- [SHORT TASK] Copy all lines below containing "Real".

- [TASK MATERIAL]
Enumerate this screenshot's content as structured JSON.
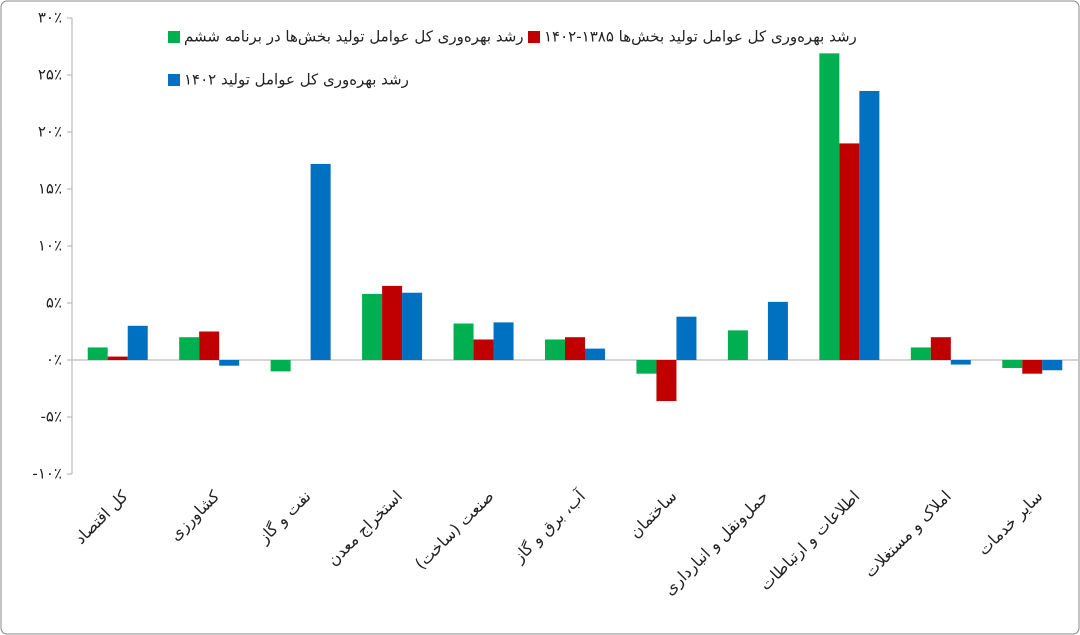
{
  "chart_data": {
    "type": "bar",
    "categories": [
      "کل اقتصاد",
      "کشاورزی",
      "نفت و گاز",
      "استخراج معدن",
      "صنعت (ساخت)",
      "آب، برق و گاز",
      "ساختمان",
      "حمل‌ونقل و انبارداری",
      "اطلاعات و ارتباطات",
      "املاک و مستغلات",
      "سایر خدمات"
    ],
    "series": [
      {
        "name": "رشد بهره‌وری کل عوامل تولید بخش‌ها در برنامه ششم",
        "color": "#00b050",
        "values": [
          1.1,
          2.0,
          -1.0,
          5.8,
          3.2,
          1.8,
          -1.2,
          2.6,
          26.9,
          1.1,
          -0.7
        ]
      },
      {
        "name": "رشد بهره‌وری کل عوامل تولید بخش‌ها ۱۳۸۵-۱۴۰۲",
        "color": "#c00000",
        "values": [
          0.3,
          2.5,
          0,
          6.5,
          1.8,
          2.0,
          -3.6,
          0,
          19.0,
          2.0,
          -1.2
        ]
      },
      {
        "name": "رشد بهره‌وری کل عوامل تولید ۱۴۰۲",
        "color": "#0070c0",
        "values": [
          3.0,
          -0.5,
          17.2,
          5.9,
          3.3,
          1.0,
          3.8,
          5.1,
          23.6,
          -0.4,
          -0.9
        ]
      }
    ],
    "ylim": [
      -10,
      30
    ],
    "yticks": [
      {
        "value": -10,
        "label": "-۱۰٪"
      },
      {
        "value": -5,
        "label": "-۵٪"
      },
      {
        "value": 0,
        "label": "۰٪"
      },
      {
        "value": 5,
        "label": "۵٪"
      },
      {
        "value": 10,
        "label": "۱۰٪"
      },
      {
        "value": 15,
        "label": "۱۵٪"
      },
      {
        "value": 20,
        "label": "۲۰٪"
      },
      {
        "value": 25,
        "label": "۲۵٪"
      },
      {
        "value": 30,
        "label": "۳۰٪"
      }
    ],
    "grid": false
  }
}
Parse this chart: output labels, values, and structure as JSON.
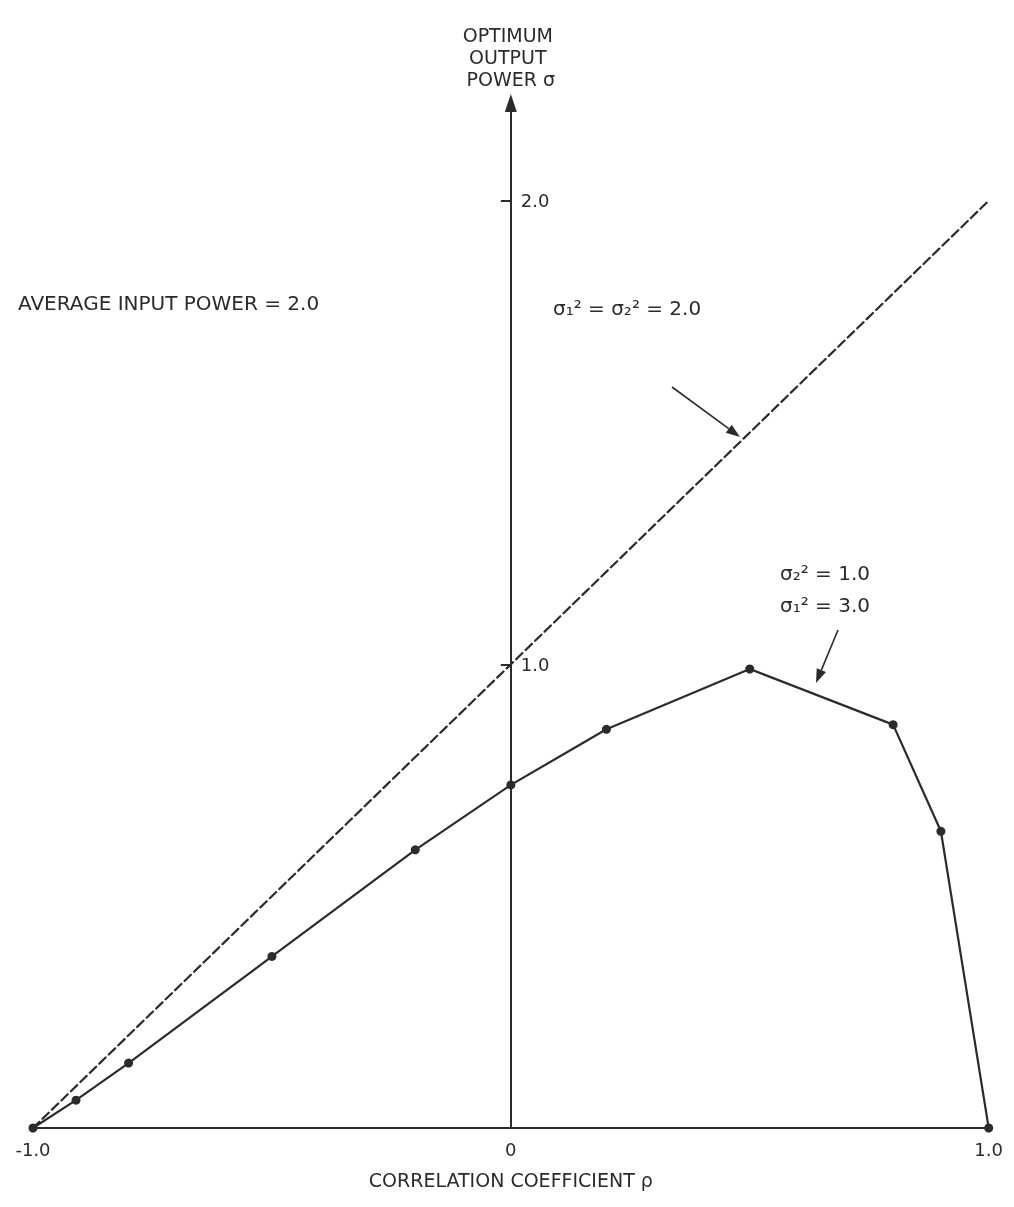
{
  "chart_data": {
    "type": "line",
    "xlabel": "CORRELATION COEFFICIENT ρ",
    "ylabel": "OPTIMUM OUTPUT POWER σ",
    "xlim": [
      -1,
      1
    ],
    "ylim": [
      0,
      2.2
    ],
    "xticks": [
      {
        "value": -1,
        "label": "-1.0"
      },
      0,
      {
        "value": 1,
        "label": "1.0"
      }
    ],
    "yticks": [
      {
        "value": 1,
        "label": "1.0"
      },
      {
        "value": 2,
        "label": "2.0"
      }
    ],
    "series": [
      {
        "x": [
          -1,
          -0.91,
          -0.8,
          -0.5,
          -0.2,
          0,
          0.2,
          0.5,
          0.8,
          0.9,
          1
        ],
        "values": [
          0,
          0.06,
          0.14,
          0.37,
          0.6,
          0.74,
          0.86,
          0.99,
          0.87,
          0.64,
          0
        ],
        "color": "#2b2b2b",
        "marker": "circle",
        "line_style": "solid"
      },
      {
        "x": [
          -1,
          1
        ],
        "values": [
          0,
          2
        ],
        "color": "#2b2b2b",
        "marker": "none",
        "line_style": "dashed"
      }
    ],
    "annotations": [
      "AVERAGE INPUT POWER = 2.0",
      "σ₁² = σ₂² = 2.0",
      "σ₂² = 1.0",
      "σ₁² = 3.0"
    ]
  }
}
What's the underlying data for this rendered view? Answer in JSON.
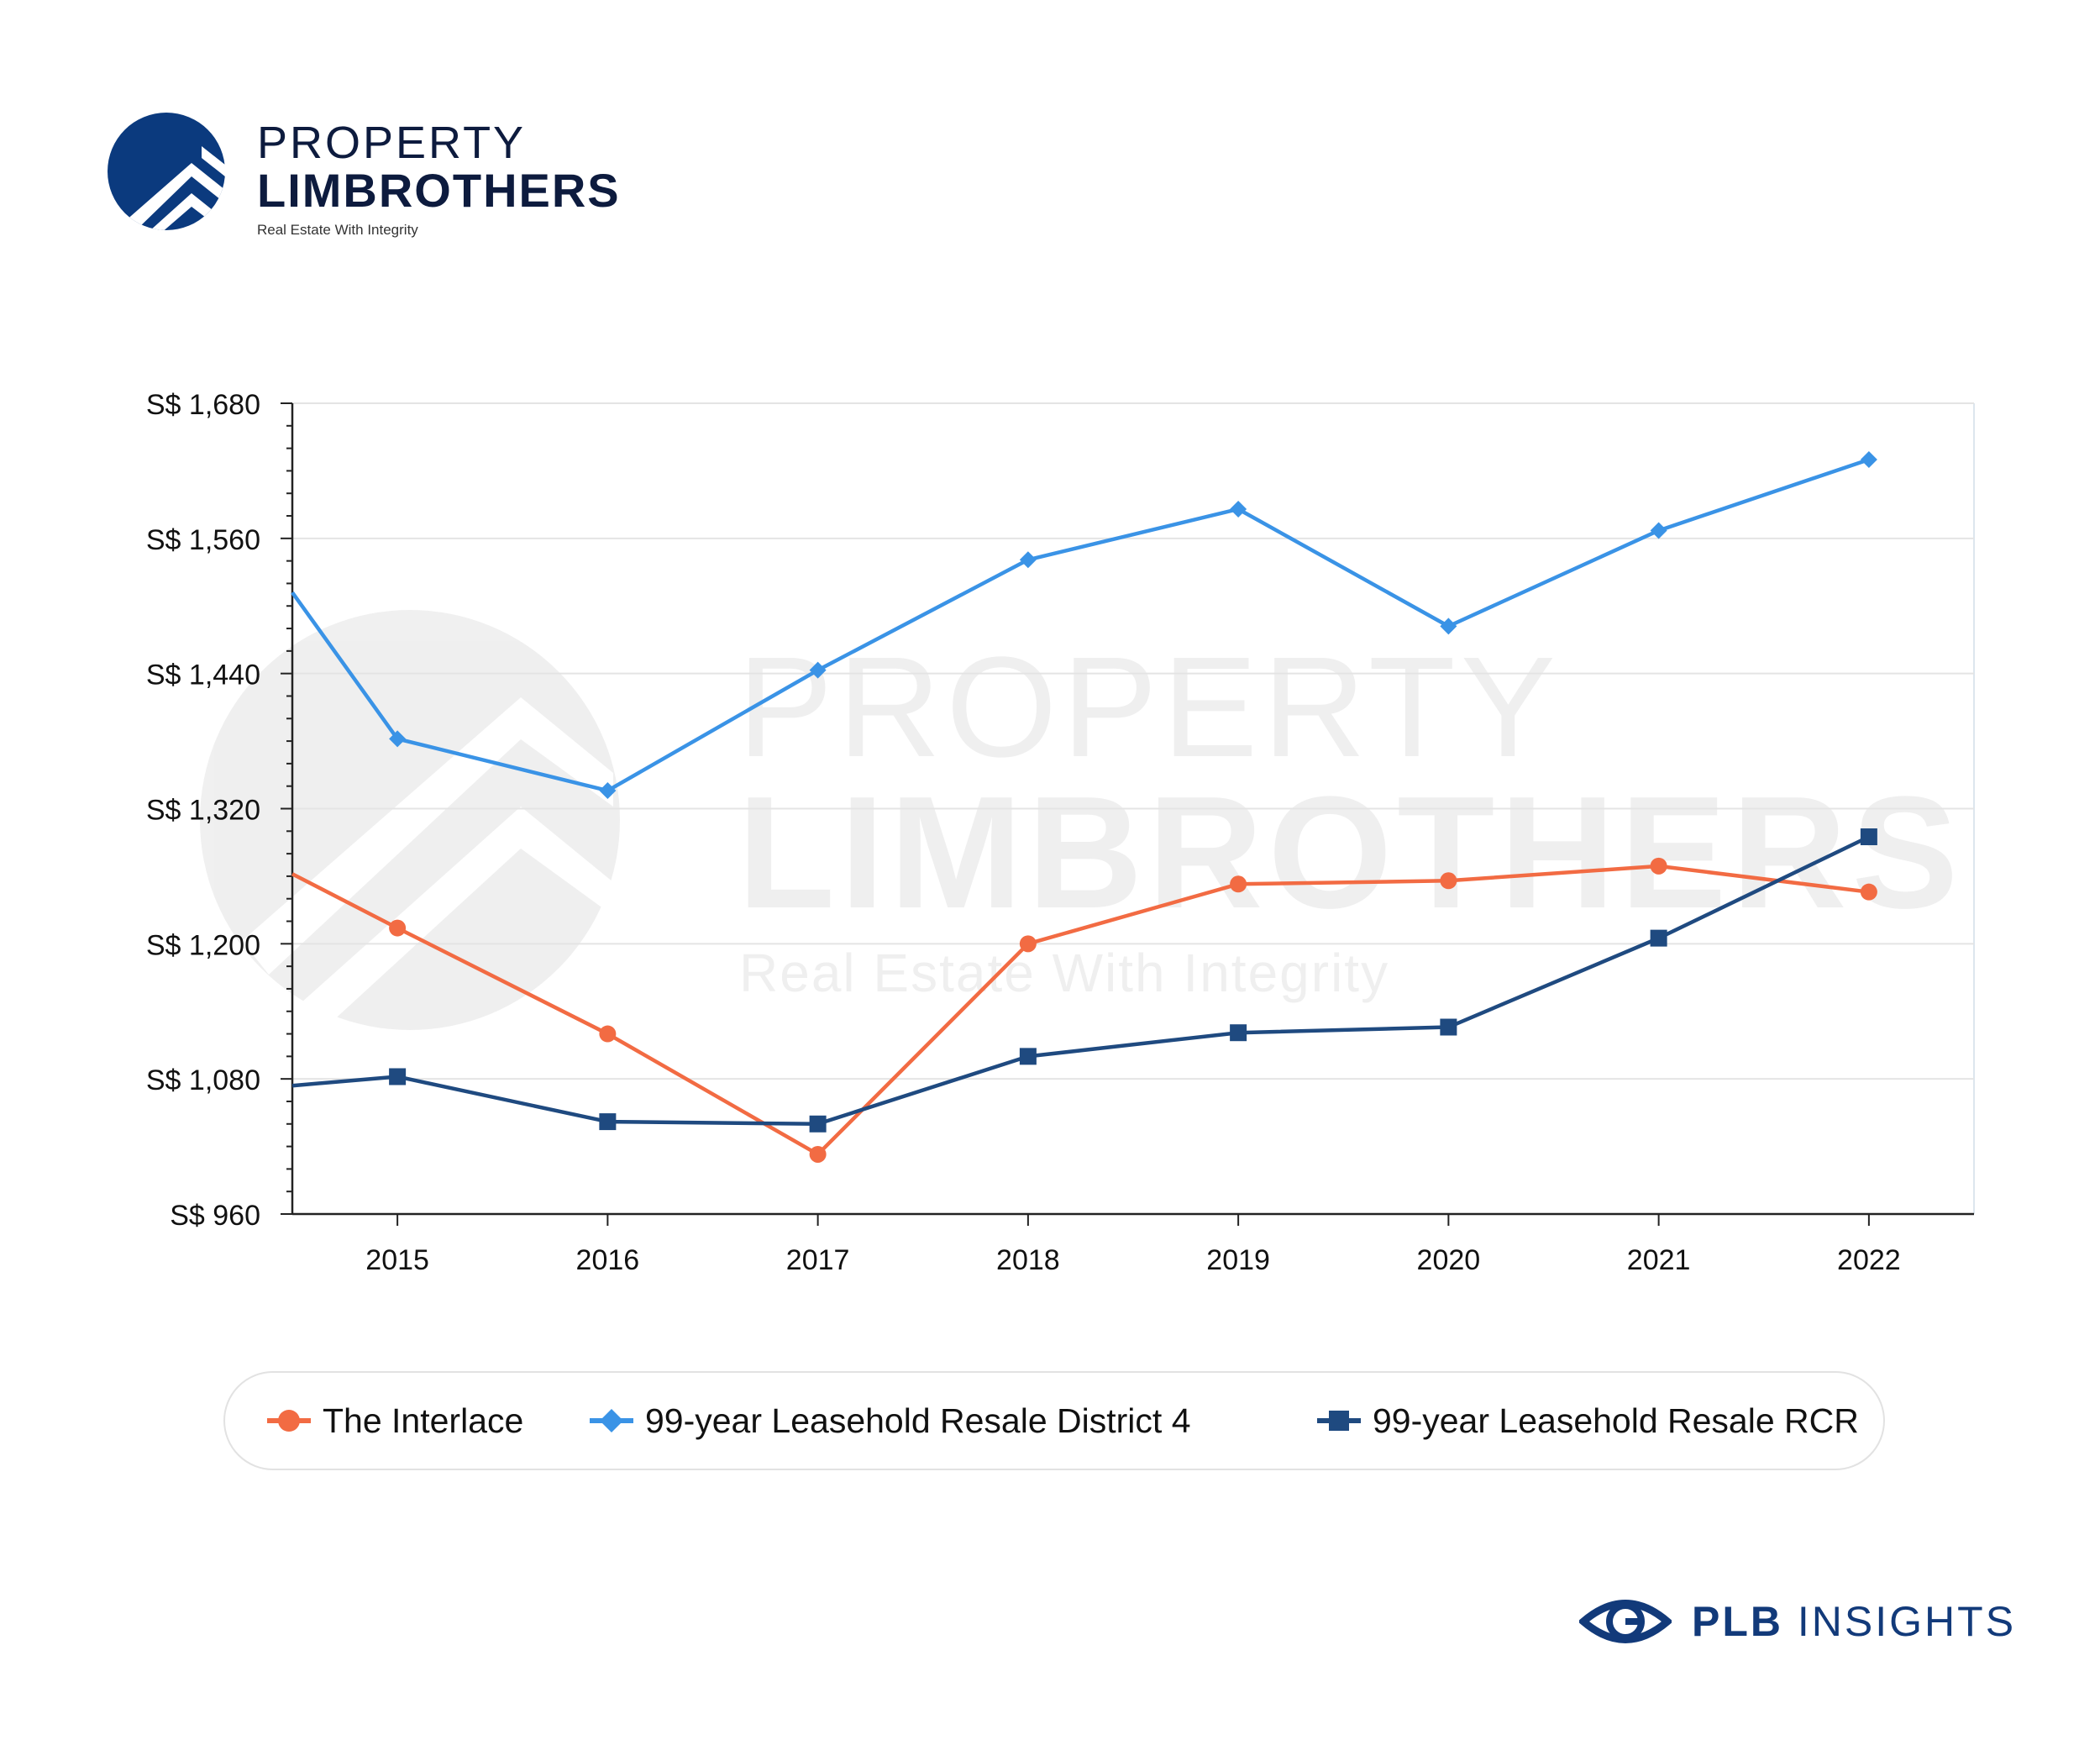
{
  "brand": {
    "line1": "PROPERTY",
    "line2": "LIMBROTHERS",
    "tagline": "Real Estate With Integrity",
    "color": "#0b3a7e"
  },
  "watermark": {
    "line1": "PROPERTY",
    "line2": "LIMBROTHERS",
    "tagline": "Real Estate With Integrity"
  },
  "chart_data": {
    "type": "line",
    "title": "",
    "xlabel": "",
    "ylabel": "",
    "categories": [
      "2015",
      "2016",
      "2017",
      "2018",
      "2019",
      "2020",
      "2021",
      "2022"
    ],
    "x_range": [
      2014.5,
      2022.5
    ],
    "ylim": [
      960,
      1680
    ],
    "y_ticks": [
      960,
      1080,
      1200,
      1320,
      1440,
      1560,
      1680
    ],
    "y_tick_labels": [
      "S$ 960",
      "S$ 1,080",
      "S$ 1,200",
      "S$ 1,320",
      "S$ 1,440",
      "S$ 1,560",
      "S$ 1,680"
    ],
    "grid": true,
    "legend_position": "bottom",
    "series": [
      {
        "name": "The Interlace",
        "color": "#f26b43",
        "marker": "circle",
        "x": [
          2014.5,
          2015,
          2016,
          2017,
          2018,
          2019,
          2020,
          2021,
          2022
        ],
        "values": [
          1262,
          1214,
          1120,
          1013,
          1200,
          1253,
          1256,
          1269,
          1246
        ]
      },
      {
        "name": "99-year Leasehold Resale District 4",
        "color": "#3a93e6",
        "marker": "diamond",
        "x": [
          2014.5,
          2015,
          2016,
          2017,
          2018,
          2019,
          2020,
          2021,
          2022
        ],
        "values": [
          1512,
          1382,
          1336,
          1443,
          1541,
          1586,
          1482,
          1567,
          1630
        ]
      },
      {
        "name": "99-year Leasehold Resale RCR",
        "color": "#1f4a80",
        "marker": "square",
        "x": [
          2014.5,
          2015,
          2016,
          2017,
          2018,
          2019,
          2020,
          2021,
          2022
        ],
        "values": [
          1074,
          1082,
          1042,
          1040,
          1100,
          1121,
          1126,
          1205,
          1295
        ]
      }
    ]
  },
  "legend": {
    "items": [
      {
        "label": "The Interlace",
        "color": "#f26b43",
        "marker": "circle"
      },
      {
        "label": "99-year Leasehold Resale District 4",
        "color": "#3a93e6",
        "marker": "diamond"
      },
      {
        "label": "99-year Leasehold Resale RCR",
        "color": "#1f4a80",
        "marker": "square"
      }
    ]
  },
  "footer": {
    "insights_bold": "PLB",
    "insights_rest": "INSIGHTS",
    "color": "#123a7a"
  }
}
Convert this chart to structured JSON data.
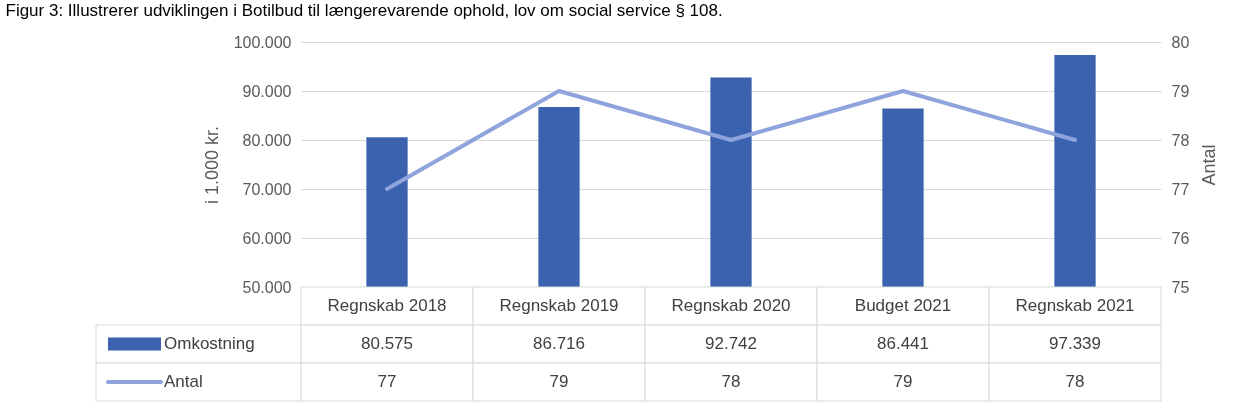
{
  "chart_data": {
    "type": "bar",
    "title": "Figur 3: Illustrerer udviklingen i Botilbud til længerevarende ophold, lov om social service § 108.",
    "ylabel": "i 1.000 kr.",
    "y2label": "Antal",
    "categories": [
      "Regnskab 2018",
      "Regnskab 2019",
      "Regnskab 2020",
      "Budget 2021",
      "Regnskab 2021"
    ],
    "series": [
      {
        "name": "Omkostning",
        "type": "bar",
        "color": "#3a62ae",
        "values": [
          80575,
          86716,
          92742,
          86441,
          97339
        ],
        "value_labels": [
          "80.575",
          "86.716",
          "92.742",
          "86.441",
          "97.339"
        ]
      },
      {
        "name": "Antal",
        "type": "line",
        "axis": "y2",
        "color": "#8fa3dc",
        "values": [
          77,
          79,
          78,
          79,
          78
        ],
        "value_labels": [
          "77",
          "79",
          "78",
          "79",
          "78"
        ]
      }
    ],
    "ylim": [
      50000,
      100000
    ],
    "yticks": [
      {
        "value": 50000,
        "label": "50.000"
      },
      {
        "value": 60000,
        "label": "60.000"
      },
      {
        "value": 70000,
        "label": "70.000"
      },
      {
        "value": 80000,
        "label": "80.000"
      },
      {
        "value": 90000,
        "label": "90.000"
      },
      {
        "value": 100000,
        "label": "100.000"
      }
    ],
    "y2lim": [
      75,
      80
    ],
    "y2ticks": [
      75,
      76,
      77,
      78,
      79,
      80
    ],
    "grid": "y",
    "legend": "bottom left"
  }
}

- [RESPONSE FOR THIS EXERCISE]
    "tagline": "Real Estate With Integrity",
    "tagline": "Real Estate With Integrity"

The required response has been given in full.